▶ _WRITTEN INSTRUCTION_
Look below and pull out each line with the word "title".
------------------------
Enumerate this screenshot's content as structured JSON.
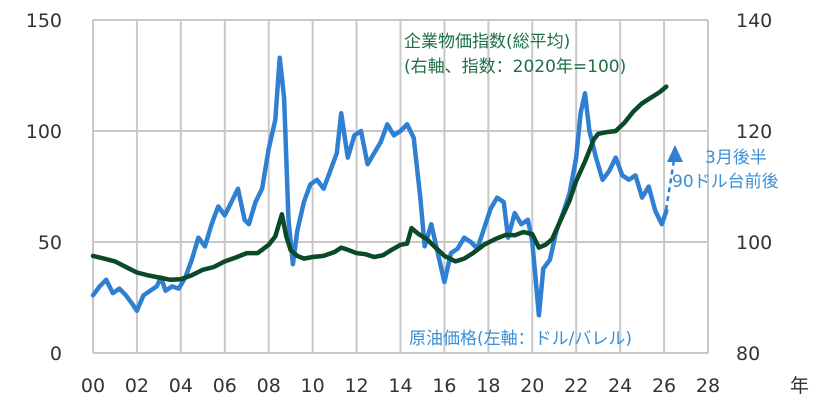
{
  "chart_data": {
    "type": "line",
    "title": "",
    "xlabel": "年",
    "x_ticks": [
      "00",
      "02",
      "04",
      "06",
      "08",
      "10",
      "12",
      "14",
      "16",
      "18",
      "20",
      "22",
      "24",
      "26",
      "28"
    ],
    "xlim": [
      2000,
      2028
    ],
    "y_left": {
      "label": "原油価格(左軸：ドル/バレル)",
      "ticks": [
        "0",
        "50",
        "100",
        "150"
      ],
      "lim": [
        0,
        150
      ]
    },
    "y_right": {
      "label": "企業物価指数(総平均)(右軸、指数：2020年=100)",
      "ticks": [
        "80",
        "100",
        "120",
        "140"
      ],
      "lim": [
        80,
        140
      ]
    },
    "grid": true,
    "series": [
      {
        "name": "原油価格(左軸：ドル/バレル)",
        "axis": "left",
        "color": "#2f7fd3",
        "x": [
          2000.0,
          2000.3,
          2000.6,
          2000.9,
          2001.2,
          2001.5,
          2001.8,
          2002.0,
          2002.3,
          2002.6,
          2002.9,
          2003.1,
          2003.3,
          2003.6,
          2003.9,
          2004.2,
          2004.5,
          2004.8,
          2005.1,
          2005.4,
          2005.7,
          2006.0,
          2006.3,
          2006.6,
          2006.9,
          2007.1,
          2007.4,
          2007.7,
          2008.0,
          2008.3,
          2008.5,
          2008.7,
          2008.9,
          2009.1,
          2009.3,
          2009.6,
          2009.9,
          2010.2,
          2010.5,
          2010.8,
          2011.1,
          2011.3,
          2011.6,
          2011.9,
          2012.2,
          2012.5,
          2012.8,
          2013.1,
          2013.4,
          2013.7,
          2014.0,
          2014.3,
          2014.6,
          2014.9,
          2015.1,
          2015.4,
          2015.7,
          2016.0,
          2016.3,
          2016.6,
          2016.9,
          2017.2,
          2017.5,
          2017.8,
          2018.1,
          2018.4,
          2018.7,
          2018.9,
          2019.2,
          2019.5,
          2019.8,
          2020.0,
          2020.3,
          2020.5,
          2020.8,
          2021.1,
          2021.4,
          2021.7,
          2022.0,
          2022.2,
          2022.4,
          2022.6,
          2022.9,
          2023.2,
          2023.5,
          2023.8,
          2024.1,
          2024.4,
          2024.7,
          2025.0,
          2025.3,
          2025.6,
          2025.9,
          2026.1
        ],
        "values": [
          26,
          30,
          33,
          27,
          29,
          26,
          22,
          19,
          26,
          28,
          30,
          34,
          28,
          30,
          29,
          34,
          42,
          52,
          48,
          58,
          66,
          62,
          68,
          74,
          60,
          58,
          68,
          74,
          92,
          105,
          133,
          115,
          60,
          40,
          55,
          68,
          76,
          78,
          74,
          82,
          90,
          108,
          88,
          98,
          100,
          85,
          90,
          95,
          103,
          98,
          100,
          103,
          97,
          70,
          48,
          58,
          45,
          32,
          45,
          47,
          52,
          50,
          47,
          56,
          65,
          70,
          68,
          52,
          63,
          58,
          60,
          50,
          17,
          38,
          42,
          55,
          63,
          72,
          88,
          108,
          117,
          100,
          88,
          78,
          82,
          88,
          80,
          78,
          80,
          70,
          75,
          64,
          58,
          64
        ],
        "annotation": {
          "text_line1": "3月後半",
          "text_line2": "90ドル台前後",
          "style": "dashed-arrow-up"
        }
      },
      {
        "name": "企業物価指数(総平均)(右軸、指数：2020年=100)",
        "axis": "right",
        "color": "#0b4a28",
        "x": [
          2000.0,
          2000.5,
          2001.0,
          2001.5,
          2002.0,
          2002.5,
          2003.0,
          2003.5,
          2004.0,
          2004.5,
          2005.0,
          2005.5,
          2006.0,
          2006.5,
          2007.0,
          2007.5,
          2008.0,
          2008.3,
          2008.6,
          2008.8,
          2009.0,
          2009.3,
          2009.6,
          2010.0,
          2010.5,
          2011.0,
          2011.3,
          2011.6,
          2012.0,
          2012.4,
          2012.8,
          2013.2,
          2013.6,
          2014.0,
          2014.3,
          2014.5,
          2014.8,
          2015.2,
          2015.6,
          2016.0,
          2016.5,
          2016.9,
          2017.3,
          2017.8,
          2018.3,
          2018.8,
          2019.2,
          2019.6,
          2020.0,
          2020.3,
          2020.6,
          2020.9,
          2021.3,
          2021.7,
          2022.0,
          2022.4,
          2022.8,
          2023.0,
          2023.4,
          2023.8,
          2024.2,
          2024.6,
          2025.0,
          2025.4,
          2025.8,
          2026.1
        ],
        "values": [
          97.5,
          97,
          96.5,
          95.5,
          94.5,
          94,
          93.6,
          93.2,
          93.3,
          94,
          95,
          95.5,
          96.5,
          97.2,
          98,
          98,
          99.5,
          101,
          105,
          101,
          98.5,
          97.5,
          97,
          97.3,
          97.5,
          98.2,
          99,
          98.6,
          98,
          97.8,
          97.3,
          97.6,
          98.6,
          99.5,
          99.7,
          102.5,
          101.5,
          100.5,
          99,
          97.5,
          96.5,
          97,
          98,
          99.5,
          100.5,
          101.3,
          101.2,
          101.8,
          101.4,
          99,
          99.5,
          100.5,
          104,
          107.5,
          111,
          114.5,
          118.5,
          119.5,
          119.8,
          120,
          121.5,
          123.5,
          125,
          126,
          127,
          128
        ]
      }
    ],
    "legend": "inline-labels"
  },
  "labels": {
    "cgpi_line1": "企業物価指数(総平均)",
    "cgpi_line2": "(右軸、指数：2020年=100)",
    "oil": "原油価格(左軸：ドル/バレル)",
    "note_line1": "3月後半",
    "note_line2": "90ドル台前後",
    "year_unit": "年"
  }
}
------------------------
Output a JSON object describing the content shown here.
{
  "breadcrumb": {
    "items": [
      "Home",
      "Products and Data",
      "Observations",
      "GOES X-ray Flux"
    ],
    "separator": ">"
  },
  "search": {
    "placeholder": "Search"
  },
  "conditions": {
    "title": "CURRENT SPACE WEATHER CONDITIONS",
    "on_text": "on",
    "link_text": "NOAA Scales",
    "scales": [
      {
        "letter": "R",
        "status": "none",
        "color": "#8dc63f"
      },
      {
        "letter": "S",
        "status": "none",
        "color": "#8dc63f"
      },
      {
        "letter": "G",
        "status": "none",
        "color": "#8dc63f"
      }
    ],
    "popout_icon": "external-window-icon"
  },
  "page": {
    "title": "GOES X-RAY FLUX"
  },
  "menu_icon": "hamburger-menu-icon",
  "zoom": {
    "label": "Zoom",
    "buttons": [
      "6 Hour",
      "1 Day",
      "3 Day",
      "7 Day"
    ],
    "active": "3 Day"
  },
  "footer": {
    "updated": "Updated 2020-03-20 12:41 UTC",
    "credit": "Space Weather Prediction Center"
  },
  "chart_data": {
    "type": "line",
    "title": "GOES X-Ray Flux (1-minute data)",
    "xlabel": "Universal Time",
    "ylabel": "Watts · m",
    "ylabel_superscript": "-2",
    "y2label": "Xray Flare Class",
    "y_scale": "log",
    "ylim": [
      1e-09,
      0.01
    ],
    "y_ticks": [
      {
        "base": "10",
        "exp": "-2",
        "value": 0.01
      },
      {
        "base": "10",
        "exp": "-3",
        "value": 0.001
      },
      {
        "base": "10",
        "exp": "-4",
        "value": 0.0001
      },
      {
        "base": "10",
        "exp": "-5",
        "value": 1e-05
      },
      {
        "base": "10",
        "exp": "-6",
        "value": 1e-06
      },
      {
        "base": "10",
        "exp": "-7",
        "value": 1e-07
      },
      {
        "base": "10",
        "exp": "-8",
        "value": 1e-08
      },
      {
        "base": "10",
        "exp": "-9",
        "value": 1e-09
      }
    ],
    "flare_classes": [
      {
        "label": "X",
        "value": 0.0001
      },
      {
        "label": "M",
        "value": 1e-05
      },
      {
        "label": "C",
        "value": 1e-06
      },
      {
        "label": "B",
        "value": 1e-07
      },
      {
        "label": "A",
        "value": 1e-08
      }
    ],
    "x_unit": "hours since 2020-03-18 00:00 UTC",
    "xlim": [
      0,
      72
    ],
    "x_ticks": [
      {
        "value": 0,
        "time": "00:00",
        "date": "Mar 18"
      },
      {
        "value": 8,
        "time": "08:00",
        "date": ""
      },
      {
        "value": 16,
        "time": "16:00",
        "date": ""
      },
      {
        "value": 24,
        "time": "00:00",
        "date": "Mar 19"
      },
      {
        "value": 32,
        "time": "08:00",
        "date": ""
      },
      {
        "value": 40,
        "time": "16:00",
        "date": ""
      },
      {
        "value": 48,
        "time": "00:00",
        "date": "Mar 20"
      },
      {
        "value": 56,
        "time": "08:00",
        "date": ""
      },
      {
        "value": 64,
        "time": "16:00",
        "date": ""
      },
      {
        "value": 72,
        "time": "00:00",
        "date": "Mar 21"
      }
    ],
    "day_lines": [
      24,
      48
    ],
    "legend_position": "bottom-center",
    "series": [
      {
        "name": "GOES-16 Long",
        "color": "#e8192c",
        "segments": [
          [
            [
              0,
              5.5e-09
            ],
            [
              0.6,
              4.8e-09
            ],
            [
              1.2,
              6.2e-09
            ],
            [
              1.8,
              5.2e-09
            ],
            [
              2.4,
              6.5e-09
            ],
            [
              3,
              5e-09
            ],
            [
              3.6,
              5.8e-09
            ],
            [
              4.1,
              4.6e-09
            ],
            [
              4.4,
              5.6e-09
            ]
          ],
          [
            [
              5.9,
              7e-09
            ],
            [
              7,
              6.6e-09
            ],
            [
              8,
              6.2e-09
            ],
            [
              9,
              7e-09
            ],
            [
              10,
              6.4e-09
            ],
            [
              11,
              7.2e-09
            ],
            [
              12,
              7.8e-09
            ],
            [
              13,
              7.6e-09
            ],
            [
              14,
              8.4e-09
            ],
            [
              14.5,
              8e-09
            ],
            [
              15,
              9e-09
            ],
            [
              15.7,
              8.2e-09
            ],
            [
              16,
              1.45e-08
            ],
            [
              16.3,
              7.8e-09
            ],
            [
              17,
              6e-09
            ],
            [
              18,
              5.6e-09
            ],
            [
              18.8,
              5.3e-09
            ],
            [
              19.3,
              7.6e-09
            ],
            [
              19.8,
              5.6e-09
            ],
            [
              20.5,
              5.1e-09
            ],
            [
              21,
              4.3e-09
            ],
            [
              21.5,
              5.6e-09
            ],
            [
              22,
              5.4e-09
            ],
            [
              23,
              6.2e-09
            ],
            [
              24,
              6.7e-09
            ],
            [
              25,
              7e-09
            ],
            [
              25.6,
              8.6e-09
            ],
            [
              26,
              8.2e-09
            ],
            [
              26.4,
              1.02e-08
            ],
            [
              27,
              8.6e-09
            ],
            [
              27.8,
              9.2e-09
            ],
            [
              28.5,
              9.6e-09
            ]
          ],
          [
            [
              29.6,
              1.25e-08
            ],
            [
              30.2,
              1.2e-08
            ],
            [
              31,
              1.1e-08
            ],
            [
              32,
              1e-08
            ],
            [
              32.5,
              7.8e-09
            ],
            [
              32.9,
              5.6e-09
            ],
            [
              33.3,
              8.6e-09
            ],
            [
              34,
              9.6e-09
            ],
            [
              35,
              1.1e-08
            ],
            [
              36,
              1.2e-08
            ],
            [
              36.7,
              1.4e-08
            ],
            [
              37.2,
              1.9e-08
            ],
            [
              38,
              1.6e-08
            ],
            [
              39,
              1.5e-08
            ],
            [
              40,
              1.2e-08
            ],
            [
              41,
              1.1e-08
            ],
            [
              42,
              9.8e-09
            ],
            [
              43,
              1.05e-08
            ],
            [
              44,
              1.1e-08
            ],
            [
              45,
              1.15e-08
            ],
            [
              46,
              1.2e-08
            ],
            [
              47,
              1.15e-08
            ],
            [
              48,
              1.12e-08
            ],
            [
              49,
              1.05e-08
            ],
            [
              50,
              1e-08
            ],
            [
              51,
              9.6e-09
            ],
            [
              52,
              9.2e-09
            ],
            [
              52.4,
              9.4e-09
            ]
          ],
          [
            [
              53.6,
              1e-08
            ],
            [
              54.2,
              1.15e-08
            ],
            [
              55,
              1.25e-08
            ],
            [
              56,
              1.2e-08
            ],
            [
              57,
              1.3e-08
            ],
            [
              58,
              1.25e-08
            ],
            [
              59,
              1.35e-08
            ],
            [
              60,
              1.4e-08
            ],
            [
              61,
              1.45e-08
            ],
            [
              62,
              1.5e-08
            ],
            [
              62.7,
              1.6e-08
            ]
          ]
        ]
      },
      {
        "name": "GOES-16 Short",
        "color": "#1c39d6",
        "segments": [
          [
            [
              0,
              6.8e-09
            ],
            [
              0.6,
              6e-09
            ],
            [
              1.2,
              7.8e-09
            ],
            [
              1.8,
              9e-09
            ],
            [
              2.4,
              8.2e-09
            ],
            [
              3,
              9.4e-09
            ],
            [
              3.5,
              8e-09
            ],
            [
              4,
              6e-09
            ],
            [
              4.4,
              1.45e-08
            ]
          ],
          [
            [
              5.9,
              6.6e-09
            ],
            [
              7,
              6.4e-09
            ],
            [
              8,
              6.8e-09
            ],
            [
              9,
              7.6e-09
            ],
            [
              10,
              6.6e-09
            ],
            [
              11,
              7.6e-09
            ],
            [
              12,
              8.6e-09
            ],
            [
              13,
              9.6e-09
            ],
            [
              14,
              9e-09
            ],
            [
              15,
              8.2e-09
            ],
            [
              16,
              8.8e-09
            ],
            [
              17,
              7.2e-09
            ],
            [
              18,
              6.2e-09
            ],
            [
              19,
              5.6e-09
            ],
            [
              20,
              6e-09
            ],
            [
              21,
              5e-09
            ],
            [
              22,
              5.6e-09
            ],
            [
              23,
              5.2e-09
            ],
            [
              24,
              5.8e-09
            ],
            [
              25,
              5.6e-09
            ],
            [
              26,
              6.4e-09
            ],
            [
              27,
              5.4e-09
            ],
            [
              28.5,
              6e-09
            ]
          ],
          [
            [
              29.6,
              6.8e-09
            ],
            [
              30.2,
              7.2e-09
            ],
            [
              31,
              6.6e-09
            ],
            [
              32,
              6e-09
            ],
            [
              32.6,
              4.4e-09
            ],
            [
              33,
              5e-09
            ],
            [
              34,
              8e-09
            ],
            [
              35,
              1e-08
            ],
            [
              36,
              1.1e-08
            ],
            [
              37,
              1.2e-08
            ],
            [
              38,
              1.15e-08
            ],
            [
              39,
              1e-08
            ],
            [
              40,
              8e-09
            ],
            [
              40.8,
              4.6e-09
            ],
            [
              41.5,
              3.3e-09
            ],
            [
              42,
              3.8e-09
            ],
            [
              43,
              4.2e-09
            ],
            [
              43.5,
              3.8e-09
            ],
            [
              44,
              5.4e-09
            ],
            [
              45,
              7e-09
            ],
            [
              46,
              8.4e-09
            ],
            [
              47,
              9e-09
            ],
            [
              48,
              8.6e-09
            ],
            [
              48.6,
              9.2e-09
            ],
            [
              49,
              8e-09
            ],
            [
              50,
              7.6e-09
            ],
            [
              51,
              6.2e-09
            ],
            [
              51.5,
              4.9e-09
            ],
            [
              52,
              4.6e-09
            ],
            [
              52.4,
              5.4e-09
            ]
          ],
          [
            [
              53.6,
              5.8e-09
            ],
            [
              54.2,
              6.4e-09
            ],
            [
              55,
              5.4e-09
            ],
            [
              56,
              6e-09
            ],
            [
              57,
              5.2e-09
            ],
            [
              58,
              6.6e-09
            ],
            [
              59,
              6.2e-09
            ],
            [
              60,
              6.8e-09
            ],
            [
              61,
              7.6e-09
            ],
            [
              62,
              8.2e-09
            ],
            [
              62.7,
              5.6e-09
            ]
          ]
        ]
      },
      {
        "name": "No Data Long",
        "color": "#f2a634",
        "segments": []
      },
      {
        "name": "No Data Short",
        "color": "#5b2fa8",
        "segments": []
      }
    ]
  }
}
------------------------
▶ _RIGHT ANSWER_
    "title": "",
    "title": "CURRENT SPACE WEATHER CONDITIONS",
    "title": "GOES X-RAY FLUX"
    "title": "GOES X-Ray Flux (1-minute data)",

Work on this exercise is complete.